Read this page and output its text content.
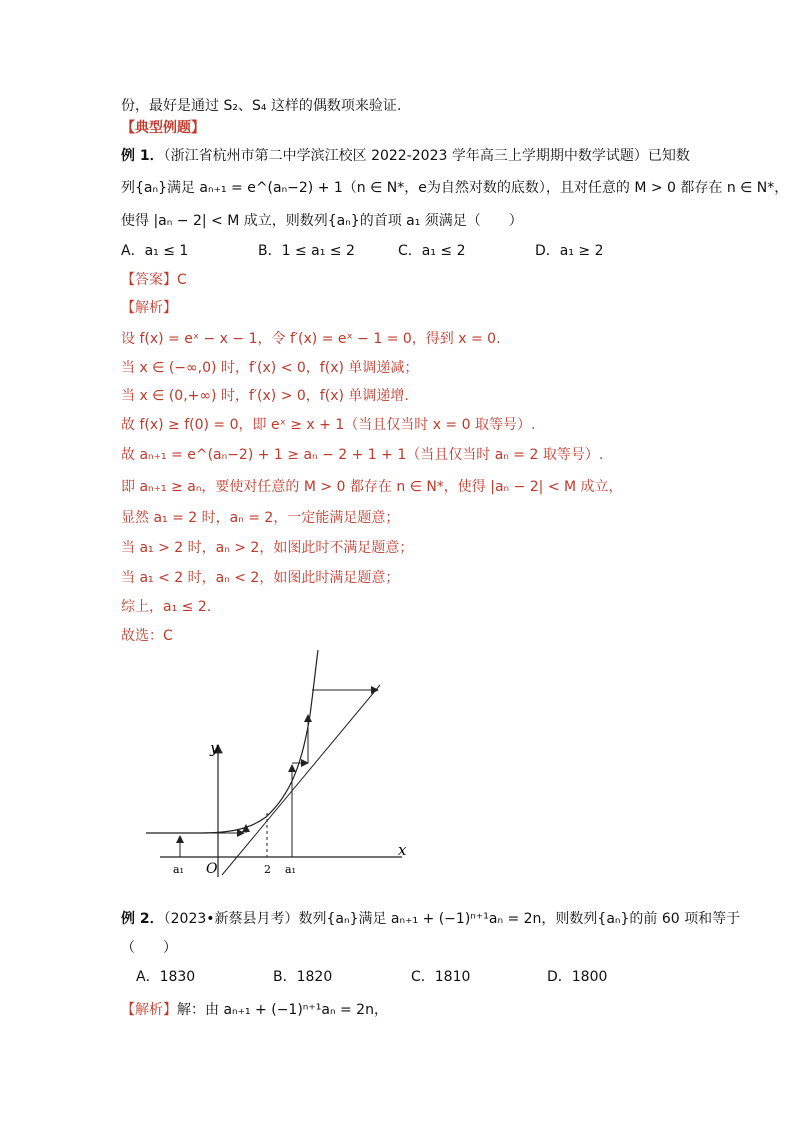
份，最好是通过 S₂、S₄ 这样的偶数项来验证.
【典型例题】
例 1．（浙江省杭州市第二中学滨江校区 2022-2023 学年高三上学期期中数学试题）已知数
列{aₙ}满足 aₙ₊₁ = e^(aₙ−2) + 1（n ∈ N*，e为自然对数的底数），且对任意的 M > 0 都存在 n ∈ N*，
使得 |aₙ − 2| < M 成立，则数列{aₙ}的首项 a₁ 须满足（　　）
A．a₁ ≤ 1	B．1 ≤ a₁ ≤ 2	C．a₁ ≤ 2	D．a₁ ≥ 2
【答案】C
【解析】
设 f(x) = eˣ − x − 1，令 f′(x) = eˣ − 1 = 0，得到 x = 0.
当 x ∈ (−∞,0) 时，f′(x) < 0，f(x) 单调递减；
当 x ∈ (0,+∞) 时，f′(x) > 0，f(x) 单调递增.
故 f(x) ≥ f(0) = 0，即 eˣ ≥ x + 1（当且仅当时 x = 0 取等号）.
故 aₙ₊₁ = e^(aₙ−2) + 1 ≥ aₙ − 2 + 1 + 1（当且仅当时 aₙ = 2 取等号）.
即 aₙ₊₁ ≥ aₙ，要使对任意的 M > 0 都存在 n ∈ N*，使得 |aₙ − 2| < M 成立，
显然 a₁ = 2 时，aₙ = 2，一定能满足题意；
当 a₁ > 2 时，aₙ > 2，如图此时不满足题意；
当 a₁ < 2 时，aₙ < 2，如图此时满足题意；
综上，a₁ ≤ 2.
故选：C
y
x
O
a₁	2 a₁
例 2．（2023•新蔡县月考）数列{aₙ}满足 aₙ₊₁ + (−1)ⁿ⁺¹aₙ = 2n，则数列{aₙ}的前 60 项和等于
（　　）
A．1830	B．1820	C．1810	D．1800
【解析】解：由 aₙ₊₁ + (−1)ⁿ⁺¹aₙ = 2n，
:::::
## Task statement
Reproduce the material above verbatim; omit every picture.

## Problem solution
Read this page and output its text content.
份，最好是通过 S₂、S₄ 这样的偶数项来验证.
【典型例题】
例 1．（浙江省杭州市第二中学滨江校区 2022-2023 学年高三上学期期中数学试题）已知数
列{aₙ}满足 aₙ₊₁ = e^(aₙ−2) + 1（n ∈ N*，e为自然对数的底数），且对任意的 M > 0 都存在 n ∈ N*，
使得 |aₙ − 2| < M 成立，则数列{aₙ}的首项 a₁ 须满足（　　）
A．a₁ ≤ 1	B．1 ≤ a₁ ≤ 2	C．a₁ ≤ 2	D．a₁ ≥ 2
【答案】C
【解析】
设 f(x) = eˣ − x − 1，令 f′(x) = eˣ − 1 = 0，得到 x = 0.
当 x ∈ (−∞,0) 时，f′(x) < 0，f(x) 单调递减；
当 x ∈ (0,+∞) 时，f′(x) > 0，f(x) 单调递增.
故 f(x) ≥ f(0) = 0，即 eˣ ≥ x + 1（当且仅当时 x = 0 取等号）.
故 aₙ₊₁ = e^(aₙ−2) + 1 ≥ aₙ − 2 + 1 + 1（当且仅当时 aₙ = 2 取等号）.
即 aₙ₊₁ ≥ aₙ，要使对任意的 M > 0 都存在 n ∈ N*，使得 |aₙ − 2| < M 成立，
显然 a₁ = 2 时，aₙ = 2，一定能满足题意；
当 a₁ > 2 时，aₙ > 2，如图此时不满足题意；
当 a₁ < 2 时，aₙ < 2，如图此时满足题意；
综上，a₁ ≤ 2.
故选：C
y
x
O
a₁	2 a₁
例 2．（2023•新蔡县月考）数列{aₙ}满足 aₙ₊₁ + (−1)ⁿ⁺¹aₙ = 2n，则数列{aₙ}的前 60 项和等于
（　　）
A．1830	B．1820	C．1810	D．1800
【解析】解：由 aₙ₊₁ + (−1)ⁿ⁺¹aₙ = 2n，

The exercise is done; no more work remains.